* **DATA FOR THIS TASK**
■ ■ ■ ■

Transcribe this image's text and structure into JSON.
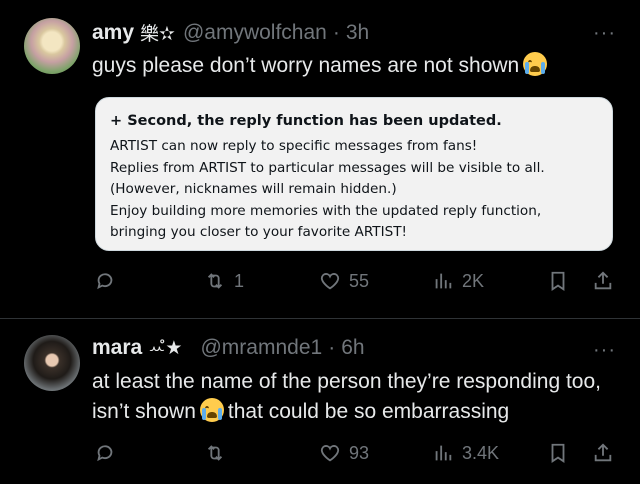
{
  "posts": [
    {
      "name": "amy",
      "badge": "樂✫",
      "handle": "@amywolfchan",
      "dot": "·",
      "time": "3h",
      "text_before": "guys please don’t worry names are not shown",
      "text_after": "",
      "emoji_icon": "crying-face",
      "card": {
        "heading": "+ Second, the reply function has been updated.",
        "lines": [
          "ARTIST can now reply to specific messages from fans!",
          "Replies from ARTIST to particular messages will be visible to all.",
          "(However, nicknames will remain hidden.)",
          "Enjoy building more memories with the updated reply function, bringing you closer to your favorite ARTIST!"
        ]
      },
      "actions": {
        "reply": "",
        "repost": "1",
        "like": "55",
        "views": "2K"
      }
    },
    {
      "name": "mara",
      "badge": "ꕀ̊★",
      "handle": "@mramnde1",
      "dot": "·",
      "time": "6h",
      "text_before": "at least the name of the person they’re responding too, isn’t shown",
      "text_after": "that could be so embarrassing",
      "emoji_icon": "crying-face",
      "actions": {
        "reply": "",
        "repost": "",
        "like": "93",
        "views": "3.4K"
      }
    }
  ],
  "more_label": "···",
  "colors": {
    "background": "#000000",
    "text": "#e7e9ea",
    "muted": "#71767b",
    "card": "#f2f2f2"
  }
}
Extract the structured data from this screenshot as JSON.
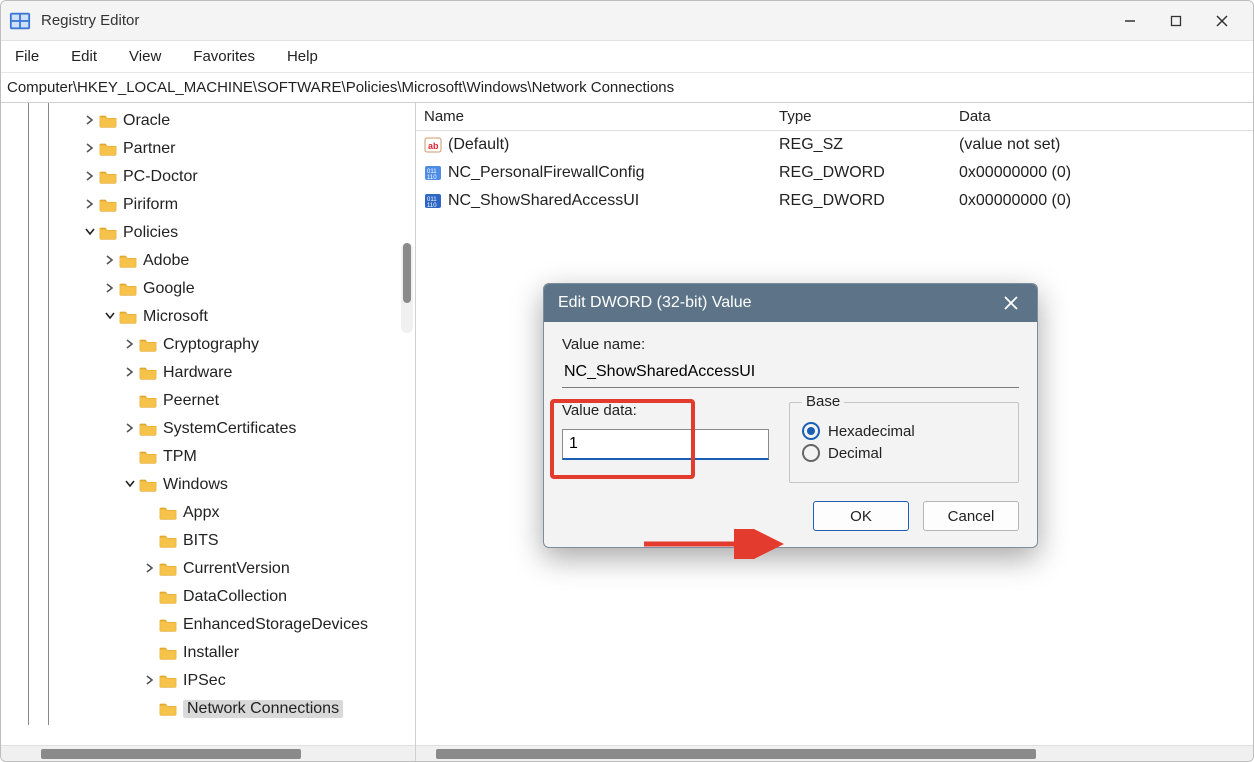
{
  "titlebar": {
    "title": "Registry Editor"
  },
  "menubar": [
    "File",
    "Edit",
    "View",
    "Favorites",
    "Help"
  ],
  "address": "Computer\\HKEY_LOCAL_MACHINE\\SOFTWARE\\Policies\\Microsoft\\Windows\\Network Connections",
  "tree": [
    {
      "indent": 2,
      "chev": "right",
      "label": "Oracle"
    },
    {
      "indent": 2,
      "chev": "right",
      "label": "Partner"
    },
    {
      "indent": 2,
      "chev": "right",
      "label": "PC-Doctor"
    },
    {
      "indent": 2,
      "chev": "right",
      "label": "Piriform"
    },
    {
      "indent": 2,
      "chev": "down",
      "label": "Policies"
    },
    {
      "indent": 3,
      "chev": "right",
      "label": "Adobe"
    },
    {
      "indent": 3,
      "chev": "right",
      "label": "Google"
    },
    {
      "indent": 3,
      "chev": "down",
      "label": "Microsoft"
    },
    {
      "indent": 4,
      "chev": "right",
      "label": "Cryptography"
    },
    {
      "indent": 4,
      "chev": "right",
      "label": "Hardware"
    },
    {
      "indent": 4,
      "chev": "none",
      "label": "Peernet"
    },
    {
      "indent": 4,
      "chev": "right",
      "label": "SystemCertificates"
    },
    {
      "indent": 4,
      "chev": "none",
      "label": "TPM"
    },
    {
      "indent": 4,
      "chev": "down",
      "label": "Windows"
    },
    {
      "indent": 5,
      "chev": "none",
      "label": "Appx"
    },
    {
      "indent": 5,
      "chev": "none",
      "label": "BITS"
    },
    {
      "indent": 5,
      "chev": "right",
      "label": "CurrentVersion"
    },
    {
      "indent": 5,
      "chev": "none",
      "label": "DataCollection"
    },
    {
      "indent": 5,
      "chev": "none",
      "label": "EnhancedStorageDevices"
    },
    {
      "indent": 5,
      "chev": "none",
      "label": "Installer"
    },
    {
      "indent": 5,
      "chev": "right",
      "label": "IPSec"
    },
    {
      "indent": 5,
      "chev": "none",
      "label": "Network Connections",
      "selected": true
    }
  ],
  "list": {
    "headers": {
      "name": "Name",
      "type": "Type",
      "data": "Data"
    },
    "rows": [
      {
        "icon": "string",
        "name": "(Default)",
        "type": "REG_SZ",
        "data": "(value not set)"
      },
      {
        "icon": "dword",
        "name": "NC_PersonalFirewallConfig",
        "type": "REG_DWORD",
        "data": "0x00000000 (0)"
      },
      {
        "icon": "dword",
        "name": "NC_ShowSharedAccessUI",
        "type": "REG_DWORD",
        "data": "0x00000000 (0)",
        "selected": true
      }
    ]
  },
  "dialog": {
    "title": "Edit DWORD (32-bit) Value",
    "value_name_label": "Value name:",
    "value_name": "NC_ShowSharedAccessUI",
    "value_data_label": "Value data:",
    "value_data": "1",
    "base_label": "Base",
    "hex_label": "Hexadecimal",
    "dec_label": "Decimal",
    "ok": "OK",
    "cancel": "Cancel"
  }
}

■ ■ ■ ■

* **INSTRUCTION**
Show the lines where the word "ARTIST" appears in the entries.

* **RESULT FOR THIS TASK**
          "ARTIST can now reply to specific messages from fans!",
          "Replies from ARTIST to particular messages will be visible to all.",
          "Enjoy building more memories with the updated reply function, bringing you closer to your favorite ARTIST!"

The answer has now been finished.